Re: [htdig] Update run adds missing servers ?


Gilles Detillieux (grdetil@scrc.umanitoba.ca)
Wed, 14 Jul 1999 09:48:42 -0500 (CDT)


According to Budd, S.:
> We have a site with about 170 servers. Whenever I run a initial update
> there are always about 10 servers not running. Would running an
> update run say a day later pick up the missing servers which have
> come up in the meantime, and leave the pages in the index of the servers
> which
> have gone down in the meantime?
>
> None of the pages which referenced the missing servers will
> necessarily have been updated so, does the update run look for
> the " no server running" situations?

■ DATA BLOCK
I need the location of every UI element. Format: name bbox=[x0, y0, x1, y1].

■ GOAL OF THE EXERCISE
Answer from the htdig post:
1. About how many servers does the site have?
2. About how many servers are not running whenever an initial update is run?
3. On what date was the reply sent?
The listing above is separate material, unrelated to the htdig post.

■ RESULT OF THIS TASK
1. About 170.
2. About 10.
3. Wednesday, 14 July 1999.